* **Written problem**:
Copy the lines of the listing word for word, starting at the line containing "date-tab[interactable]: 2021-09-24 周五" and ending at the line containing "capacity-range: 2-4 [180, 383, 205, 401]", both included.

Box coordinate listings

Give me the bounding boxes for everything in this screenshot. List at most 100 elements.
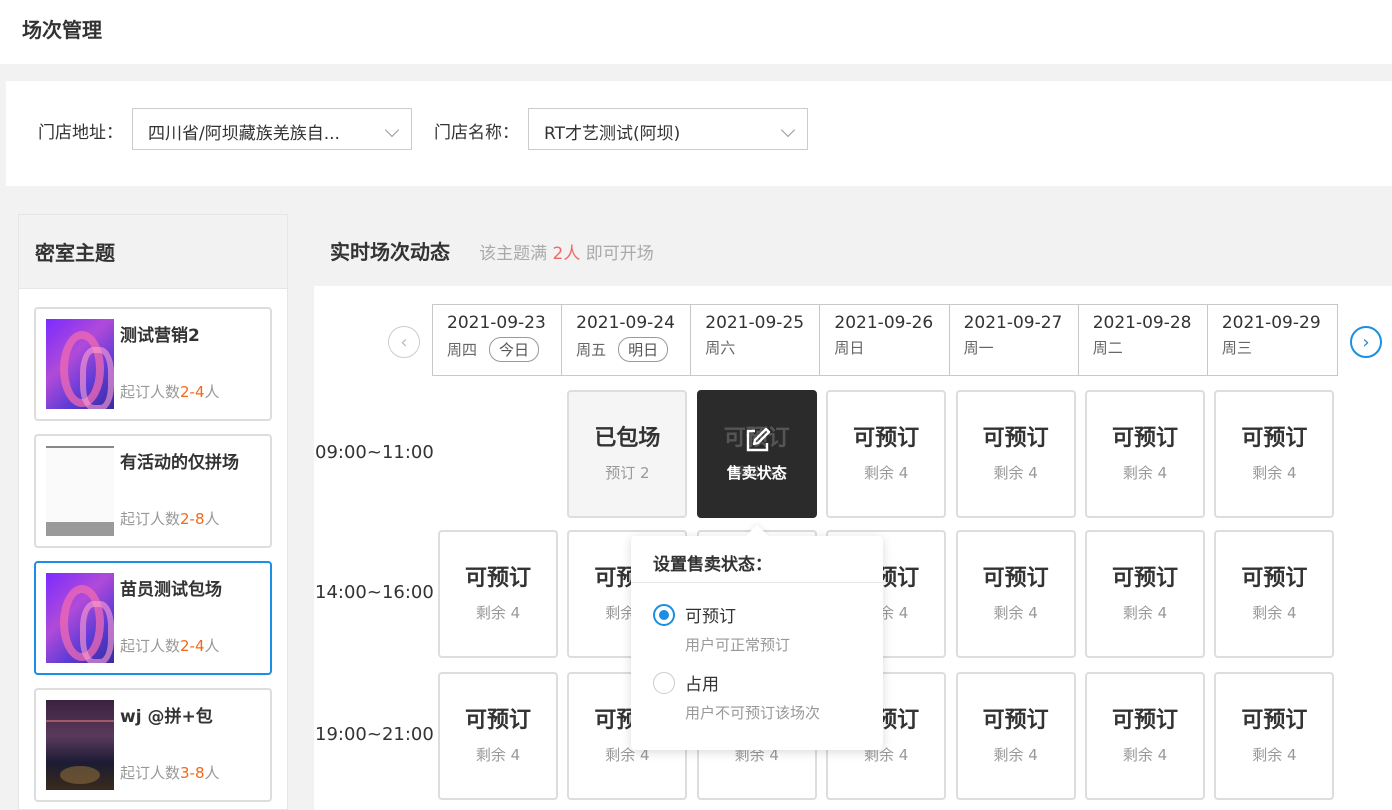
date-tab[interactable]: 2021-09-24 周五 明日 [562, 305, 692, 375]
schedule-title: 实时场次动态 [330, 240, 450, 264]
capacity-prefix: 起订人数 [120, 510, 181, 528]
store-select[interactable]: RT才艺测试(阿坝) [528, 108, 808, 150]
capacity-range: 2-4 [180, 383, 205, 401]
date-tab[interactable]: 2021-09-25 周六 [691, 305, 821, 375]
slot-status: 可预订 [982, 426, 1049, 451]
theme-card[interactable]: 测试营销2 起订人数2-4人 [34, 307, 272, 421]
prev-week-button[interactable]: ‹ [388, 326, 420, 358]
sale-status-label: 售卖状态 [726, 463, 787, 482]
capacity-unit: 人 [204, 383, 220, 401]
theme-name: wj @拼+包 [120, 707, 213, 727]
address-select[interactable]: 四川省/阿坝藏族羌族自... [132, 108, 412, 150]
date-value: 2021-09-26 [834, 313, 934, 333]
edit-icon [742, 426, 772, 456]
time-slot-label: 19:00~21:00 [315, 724, 434, 745]
slot-status: 已包场 [594, 426, 661, 451]
session-slot[interactable]: 可预订剩余 4 [438, 530, 558, 658]
weekday: 周二 [1092, 339, 1123, 357]
session-slot[interactable]: 可预订剩余 4 [955, 530, 1076, 658]
weekday: 周一 [963, 339, 994, 357]
option-available-desc: 用户可正常预订 [685, 636, 791, 654]
slot-remaining: 剩余 4 [1122, 604, 1168, 622]
capacity-unit: 人 [204, 637, 220, 655]
session-slot[interactable]: 可预订剩余 4 [1214, 672, 1335, 800]
slot-status: 可预订 [1241, 426, 1308, 451]
date-tab[interactable]: 2021-09-29 周三 [1208, 305, 1337, 375]
theme-name: 测试营销2 [120, 326, 200, 346]
slot-status: 可预订 [982, 708, 1049, 733]
day-tag: 明日 [618, 337, 669, 362]
theme-name: 有活动的仅拼场 [120, 453, 239, 473]
slot-remaining: 剩余 4 [1252, 604, 1297, 622]
date-tab[interactable]: 2021-09-26 周日 [820, 305, 950, 375]
address-select-value: 四川省/阿坝藏族羌族自... [148, 124, 340, 144]
next-week-button[interactable]: › [1350, 326, 1382, 358]
date-value: 2021-09-28 [1092, 313, 1192, 333]
session-slot[interactable]: 可预订剩余 4 [955, 672, 1076, 800]
theme-panel-title: 密室主题 [19, 215, 287, 289]
date-value: 2021-09-25 [705, 313, 805, 333]
slot-remaining: 剩余 4 [993, 746, 1038, 764]
weekday: 周日 [834, 339, 865, 357]
date-bar: 2021-09-23 周四 今日 2021-09-24 周五 明日 2021-09-25 周六… [432, 304, 1338, 376]
slot-status: 可预订 [982, 566, 1049, 591]
session-slot[interactable]: 可预订剩余 4 [1085, 672, 1205, 800]
radio-occupied[interactable] [653, 672, 675, 694]
date-tab[interactable]: 2021-09-28 周二 [1079, 305, 1208, 375]
date-weekday-row: 周五 明日 [576, 337, 676, 362]
slot-remaining: 剩余 4 [1122, 746, 1168, 764]
session-slot[interactable]: 可预订剩余 4 [955, 390, 1076, 518]
capacity-range: 3-8 [180, 764, 205, 782]
session-slot[interactable]: 可预订 剩余 4 售卖状态 [696, 390, 817, 518]
session-slot[interactable]: 已包场 预订 2 [567, 390, 688, 518]
date-value: 2021-09-24 [576, 313, 675, 333]
theme-card[interactable]: 苗员测试包场 起订人数2-4人 [34, 561, 272, 675]
slot-remaining: 剩余 4 [993, 464, 1038, 482]
session-slot[interactable]: 可预订剩余 4 [1085, 390, 1205, 518]
hint-prefix: 该主题满 [479, 244, 553, 264]
capacity-prefix: 起订人数 [120, 637, 181, 655]
slot-remaining: 剩余 4 [475, 746, 521, 764]
slot-remaining: 剩余 4 [1122, 464, 1168, 482]
time-slot-label: 09:00~11:00 [315, 442, 434, 463]
session-slot[interactable]: 可预订剩余 4 [826, 390, 947, 518]
capacity-unit: 人 [204, 510, 220, 528]
theme-card[interactable]: 有活动的仅拼场 起订人数2-8人 [34, 434, 272, 548]
theme-capacity: 起订人数3-8人 [120, 762, 220, 783]
session-slot[interactable]: 可预订剩余 4 [438, 672, 558, 800]
theme-panel: 密室主题 测试营销2 起订人数2-4人 有活动的仅拼场 起订人数2-8人 苗员测试包场起… [18, 214, 288, 810]
capacity-prefix: 起订人数 [120, 764, 181, 782]
slot-remaining: 剩余 4 [1252, 746, 1297, 764]
date-weekday-row: 周三 [1222, 337, 1323, 358]
sale-status-overlay[interactable]: 售卖状态 [699, 392, 815, 516]
theme-thumbnail [46, 446, 114, 536]
option-occupied-label: 占用 [685, 675, 719, 695]
session-slot[interactable]: 可预订剩余 4 [1214, 530, 1335, 658]
date-tab[interactable]: 2021-09-27 周一 [950, 305, 1079, 375]
slot-remaining: 剩余 4 [864, 464, 909, 482]
slot-status: 可预订 [1241, 566, 1308, 591]
date-value: 2021-09-29 [1221, 313, 1321, 333]
date-value: 2021-09-27 [963, 313, 1063, 333]
date-weekday-row: 周六 [705, 337, 805, 358]
slot-status: 可预订 [464, 708, 531, 733]
radio-available[interactable] [653, 604, 675, 626]
slot-remaining: 剩余 4 [475, 604, 521, 622]
weekday: 周五 [576, 341, 607, 359]
date-weekday-row: 周二 [1093, 337, 1193, 358]
theme-name: 苗员测试包场 [120, 580, 222, 600]
time-slot-label: 14:00~16:00 [315, 582, 434, 603]
theme-capacity: 起订人数2-4人 [120, 635, 220, 656]
slot-status: 可预订 [1111, 566, 1178, 591]
session-slot[interactable]: 可预订剩余 4 [1214, 390, 1335, 518]
date-tab[interactable]: 2021-09-23 周四 今日 [433, 305, 563, 375]
theme-card[interactable]: wj @拼+包 起订人数3-8人 [34, 688, 272, 802]
session-slot[interactable]: 可预订剩余 4 [1085, 530, 1205, 658]
slot-status: 可预订 [1111, 426, 1178, 451]
schedule-hint: 该主题满 2人 即可开场 [479, 239, 654, 264]
slot-status: 可预订 [1111, 708, 1178, 733]
hint-count: 2人 [552, 244, 581, 264]
chevron-right-icon: › [1362, 331, 1370, 353]
weekday: 周四 [447, 341, 478, 359]
store-label: 门店名称： [434, 123, 519, 143]
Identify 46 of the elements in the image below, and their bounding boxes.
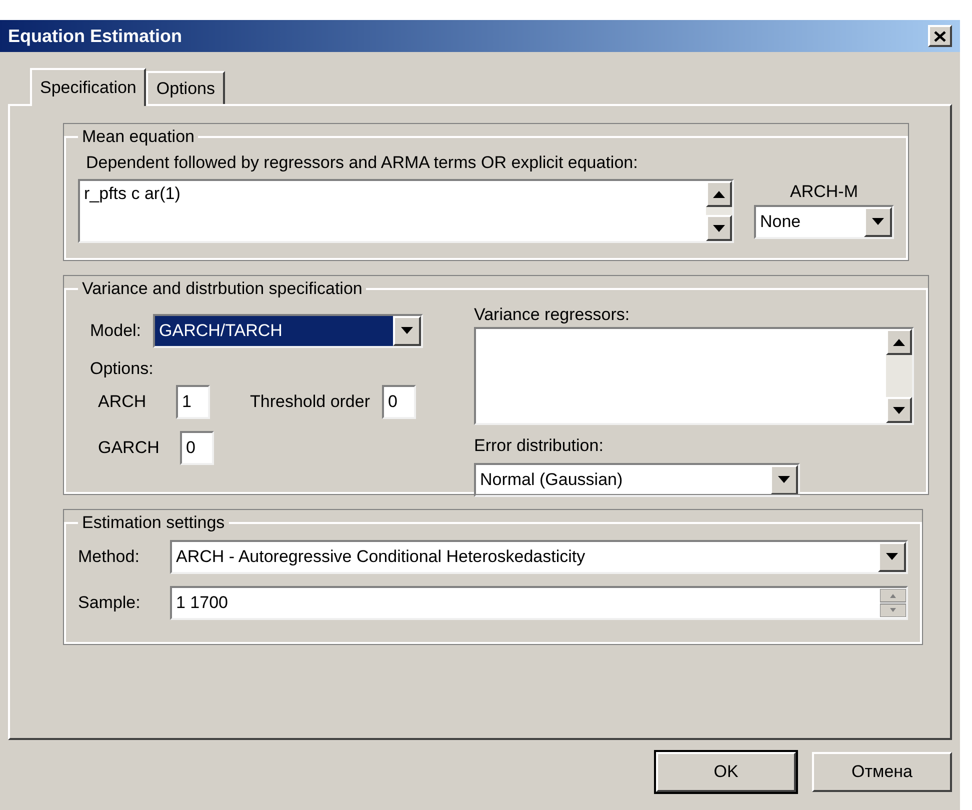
model-label: Model: <box>90 320 142 342</box>
scroll-down-icon <box>713 224 725 232</box>
options-label: Options: <box>90 358 154 380</box>
dropdown-button[interactable] <box>864 206 892 236</box>
group-title: Variance and distrbution specification <box>81 278 364 300</box>
close-button[interactable] <box>928 25 952 47</box>
input-field[interactable]: 0 <box>382 385 416 419</box>
caret-icon <box>886 553 898 560</box>
method-label: Method: <box>78 546 140 568</box>
tab[interactable]: Options <box>146 71 225 104</box>
close-icon <box>934 30 946 42</box>
caret-icon <box>778 476 790 483</box>
scroll-down-icon <box>893 406 905 414</box>
prompt-label: Dependent followed by regressors and ARMA terms OR explicit equation: <box>85 152 639 174</box>
sample-field[interactable]: 1 1700 <box>170 586 908 620</box>
dropdown[interactable]: Normal (Gaussian) <box>474 462 800 496</box>
input-field[interactable]: 0 <box>180 431 214 465</box>
dropdown[interactable]: ARCH - Autoregressive Conditional Heteroskedasticity <box>170 540 908 574</box>
dropdown[interactable]: GARCH/TARCH <box>153 314 424 348</box>
scroll-up-icon <box>713 190 725 198</box>
caret-icon <box>872 218 884 225</box>
scroll-up-icon <box>893 338 905 346</box>
garch-label: GARCH <box>98 437 160 460</box>
dialog-button[interactable]: Отмена <box>812 752 952 792</box>
threshold-label: Threshold order <box>250 391 370 414</box>
sample-label: Sample: <box>78 592 142 614</box>
input-field[interactable]: 1 <box>176 385 210 419</box>
error-distribution-label: Error distribution: <box>474 435 604 457</box>
dropdown-button[interactable] <box>878 542 906 572</box>
dropdown[interactable]: None <box>754 204 894 238</box>
variance-regressors-label: Variance regressors: <box>474 304 631 326</box>
arch-m-label: ARCH-M <box>790 181 858 203</box>
dropdown-button[interactable] <box>393 316 422 346</box>
dialog-button[interactable]: OK <box>656 752 796 792</box>
variance-regressors-field[interactable] <box>474 327 914 425</box>
equation-field[interactable]: r_pfts c ar(1) <box>78 179 734 243</box>
scrollbar[interactable] <box>886 329 912 423</box>
tab[interactable]: Specification <box>30 68 146 106</box>
scrollbar[interactable] <box>706 181 732 241</box>
window-title: Equation Estimation <box>8 24 182 48</box>
dropdown-button[interactable] <box>770 464 798 494</box>
group-title: Mean equation <box>81 126 196 148</box>
arch-label: ARCH <box>98 391 148 414</box>
spinner-icon <box>880 588 906 616</box>
caret-icon <box>401 327 414 334</box>
group-title: Estimation settings <box>81 512 226 534</box>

* **Reply**:
date-tab[interactable]: 2021-09-24 周五 明日 [562, 305, 692, 375]
schedule-title: 实时场次动态 [330, 240, 450, 264]
capacity-prefix: 起订人数 [120, 510, 181, 528]
store-select[interactable]: RT才艺测试(阿坝) [528, 108, 808, 150]
capacity-range: 2-4 [180, 383, 205, 401]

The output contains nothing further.